* [Exercise brief]:
Reproduce the listing exactly, with no pictures in your copy.

* [Extracted material]:
=======

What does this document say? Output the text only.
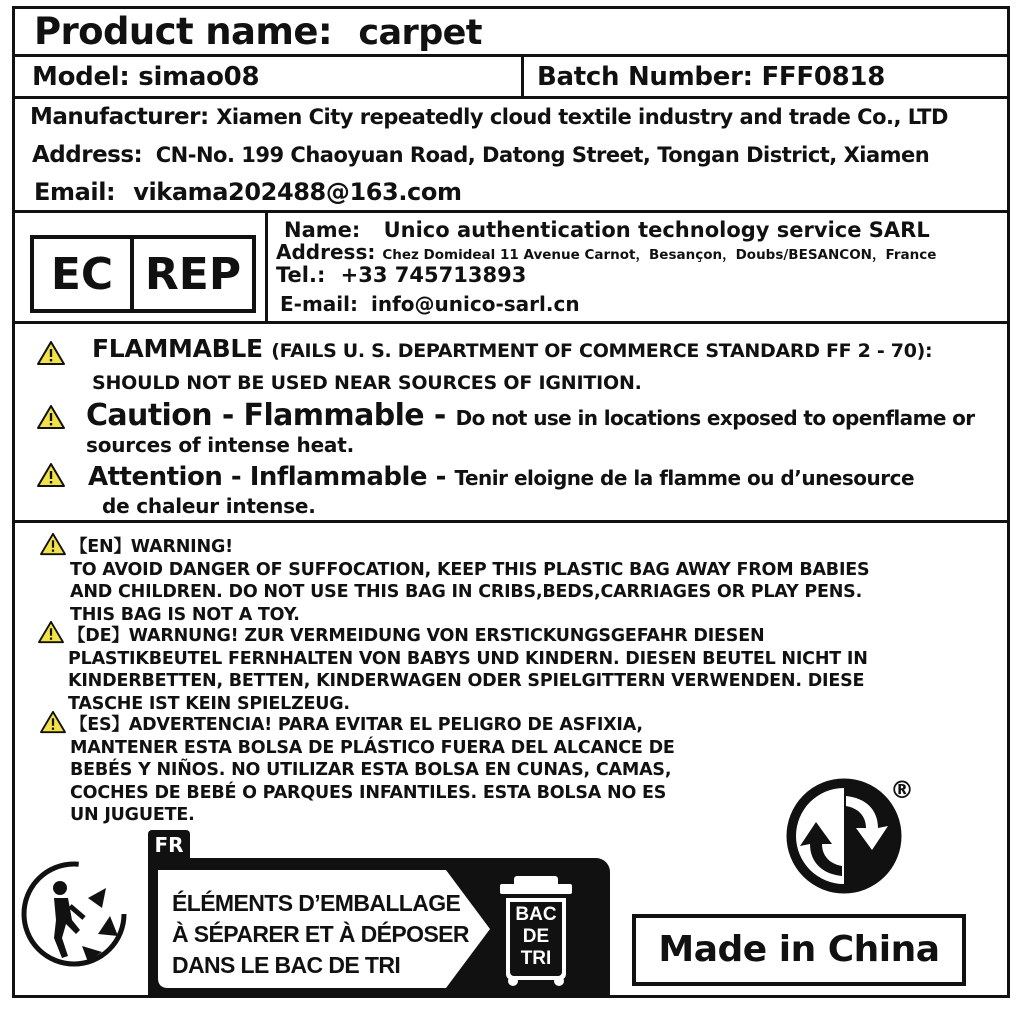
Product name: carpet
Model: simao08	Batch Number: FFF0818
Manufacturer: Xiamen City repeatedly cloud textile industry and trade Co., LTD
Address: CN-No. 199 Chaoyuan Road, Datong Street, Tongan District, Xiamen
Email: vikama202488@163.com
EC REP
Name: Unico authentication technology service SARL
Address: Chez Domideal 11 Avenue Carnot，Besançon，Doubs/BESANCON，France
Tel.: +33 745713893
E-mail: info@unico-sarl.cn
FLAMMABLE (FAILS U. S. DEPARTMENT OF COMMERCE STANDARD FF 2 - 70):
SHOULD NOT BE USED NEAR SOURCES OF IGNITION.
Caution - Flammable - Do not use in locations exposed to openflame or
sources of intense heat.
Attention - Inflammable - Tenir eloigne de la flamme ou d’unesource
de chaleur intense.
【EN】WARNING!
TO AVOID DANGER OF SUFFOCATION, KEEP THIS PLASTIC BAG AWAY FROM BABIES
AND CHILDREN. DO NOT USE THIS BAG IN CRIBS,BEDS,CARRIAGES OR PLAY PENS.
THIS BAG IS NOT A TOY.
【DE】WARNUNG! ZUR VERMEIDUNG VON ERSTICKUNGSGEFAHR DIESEN
PLASTIKBEUTEL FERNHALTEN VON BABYS UND KINDERN. DIESEN BEUTEL NICHT IN
KINDERBETTEN, BETTEN, KINDERWAGEN ODER SPIELGITTERN VERWENDEN. DIESE
TASCHE IST KEIN SPIELZEUG.
【ES】ADVERTENCIA! PARA EVITAR EL PELIGRO DE ASFIXIA,
MANTENER ESTA BOLSA DE PLÁSTICO FUERA DEL ALCANCE DE
BEBÉS Y NIÑOS. NO UTILIZAR ESTA BOLSA EN CUNAS, CAMAS,
COCHES DE BEBÉ O PARQUES INFANTILES. ESTA BOLSA NO ES
UN JUGUETE.
®
FR
ÉLÉMENTS D’EMBALLAGE
À SÉPARER ET À DÉPOSER
DANS LE BAC DE TRI
BAC
DE
TRI	Made in China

=======

* [Response]:
What does this document say? Output the text only.
Product name: carpet
Model: simao08	Batch Number: FFF0818
Manufacturer: Xiamen City repeatedly cloud textile industry and trade Co., LTD
Address: CN-No. 199 Chaoyuan Road, Datong Street, Tongan District, Xiamen
Email: vikama202488@163.com
EC REP
Name: Unico authentication technology service SARL
Address: Chez Domideal 11 Avenue Carnot，Besançon，Doubs/BESANCON，France
Tel.: +33 745713893
E-mail: info@unico-sarl.cn
FLAMMABLE (FAILS U. S. DEPARTMENT OF COMMERCE STANDARD FF 2 - 70):
SHOULD NOT BE USED NEAR SOURCES OF IGNITION.
Caution - Flammable - Do not use in locations exposed to openflame or
sources of intense heat.
Attention - Inflammable - Tenir eloigne de la flamme ou d’unesource
de chaleur intense.
【EN】WARNING!
TO AVOID DANGER OF SUFFOCATION, KEEP THIS PLASTIC BAG AWAY FROM BABIES
AND CHILDREN. DO NOT USE THIS BAG IN CRIBS,BEDS,CARRIAGES OR PLAY PENS.
THIS BAG IS NOT A TOY.
【DE】WARNUNG! ZUR VERMEIDUNG VON ERSTICKUNGSGEFAHR DIESEN
PLASTIKBEUTEL FERNHALTEN VON BABYS UND KINDERN. DIESEN BEUTEL NICHT IN
KINDERBETTEN, BETTEN, KINDERWAGEN ODER SPIELGITTERN VERWENDEN. DIESE
TASCHE IST KEIN SPIELZEUG.
【ES】ADVERTENCIA! PARA EVITAR EL PELIGRO DE ASFIXIA,
MANTENER ESTA BOLSA DE PLÁSTICO FUERA DEL ALCANCE DE
BEBÉS Y NIÑOS. NO UTILIZAR ESTA BOLSA EN CUNAS, CAMAS,
COCHES DE BEBÉ O PARQUES INFANTILES. ESTA BOLSA NO ES
UN JUGUETE.
®
FR
ÉLÉMENTS D’EMBALLAGE
À SÉPARER ET À DÉPOSER
DANS LE BAC DE TRI
BAC
DE
TRI	Made in China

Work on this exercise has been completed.